- [What the task asks] Write out the full listing again, exactly as it stands.

(Data records)
§
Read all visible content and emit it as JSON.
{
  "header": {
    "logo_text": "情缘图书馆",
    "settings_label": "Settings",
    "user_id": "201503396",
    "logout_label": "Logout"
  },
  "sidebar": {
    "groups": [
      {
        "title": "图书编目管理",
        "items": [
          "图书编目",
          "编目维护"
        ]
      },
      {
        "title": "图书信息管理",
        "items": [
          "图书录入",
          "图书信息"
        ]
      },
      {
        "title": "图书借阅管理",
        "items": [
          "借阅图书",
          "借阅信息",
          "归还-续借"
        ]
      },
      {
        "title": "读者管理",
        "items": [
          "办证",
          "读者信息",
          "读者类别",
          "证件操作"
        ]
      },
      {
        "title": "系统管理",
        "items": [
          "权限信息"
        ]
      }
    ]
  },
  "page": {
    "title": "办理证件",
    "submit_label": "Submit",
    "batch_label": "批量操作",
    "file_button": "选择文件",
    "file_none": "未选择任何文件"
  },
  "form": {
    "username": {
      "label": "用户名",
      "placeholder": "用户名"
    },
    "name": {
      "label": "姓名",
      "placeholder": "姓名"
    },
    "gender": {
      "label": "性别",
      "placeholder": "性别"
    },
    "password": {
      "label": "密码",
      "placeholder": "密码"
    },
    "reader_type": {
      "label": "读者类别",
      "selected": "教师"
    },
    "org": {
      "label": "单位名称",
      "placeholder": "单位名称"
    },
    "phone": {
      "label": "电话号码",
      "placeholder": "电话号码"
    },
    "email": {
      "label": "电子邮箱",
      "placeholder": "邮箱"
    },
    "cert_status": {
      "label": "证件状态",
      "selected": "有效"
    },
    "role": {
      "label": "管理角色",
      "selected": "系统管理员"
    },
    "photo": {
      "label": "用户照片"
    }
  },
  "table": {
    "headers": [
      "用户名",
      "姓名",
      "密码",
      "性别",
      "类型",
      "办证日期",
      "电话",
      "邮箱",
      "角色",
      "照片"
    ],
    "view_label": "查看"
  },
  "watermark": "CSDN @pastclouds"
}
§
- [Response to the exercise]
Read all visible content and emit it as JSON.
{
  "header": {
    "logo_text": "情缘图书馆",
    "settings_label": "Settings",
    "user_id": "201503396",
    "logout_label": "Logout"
  },
  "sidebar": {
    "groups": [
      {
        "title": "图书编目管理",
        "items": [
          "图书编目",
          "编目维护"
        ]
      },
      {
        "title": "图书信息管理",
        "items": [
          "图书录入",
          "图书信息"
        ]
      },
      {
        "title": "图书借阅管理",
        "items": [
          "借阅图书",
          "借阅信息",
          "归还-续借"
        ]
      },
      {
        "title": "读者管理",
        "items": [
          "办证",
          "读者信息",
          "读者类别",
          "证件操作"
        ]
      },
      {
        "title": "系统管理",
        "items": [
          "权限信息"
        ]
      }
    ]
  },
  "page": {
    "title": "办理证件",
    "submit_label": "Submit",
    "batch_label": "批量操作",
    "file_button": "选择文件",
    "file_none": "未选择任何文件"
  },
  "form": {
    "username": {
      "label": "用户名",
      "placeholder": "用户名"
    },
    "name": {
      "label": "姓名",
      "placeholder": "姓名"
    },
    "gender": {
      "label": "性别",
      "placeholder": "性别"
    },
    "password": {
      "label": "密码",
      "placeholder": "密码"
    },
    "reader_type": {
      "label": "读者类别",
      "selected": "教师"
    },
    "org": {
      "label": "单位名称",
      "placeholder": "单位名称"
    },
    "phone": {
      "label": "电话号码",
      "placeholder": "电话号码"
    },
    "email": {
      "label": "电子邮箱",
      "placeholder": "邮箱"
    },
    "cert_status": {
      "label": "证件状态",
      "selected": "有效"
    },
    "role": {
      "label": "管理角色",
      "selected": "系统管理员"
    },
    "photo": {
      "label": "用户照片"
    }
  },
  "table": {
    "headers": [
      "用户名",
      "姓名",
      "密码",
      "性别",
      "类型",
      "办证日期",
      "电话",
      "邮箱",
      "角色",
      "照片"
    ],
    "view_label": "查看"
  },
  "watermark": "CSDN @pastclouds"
}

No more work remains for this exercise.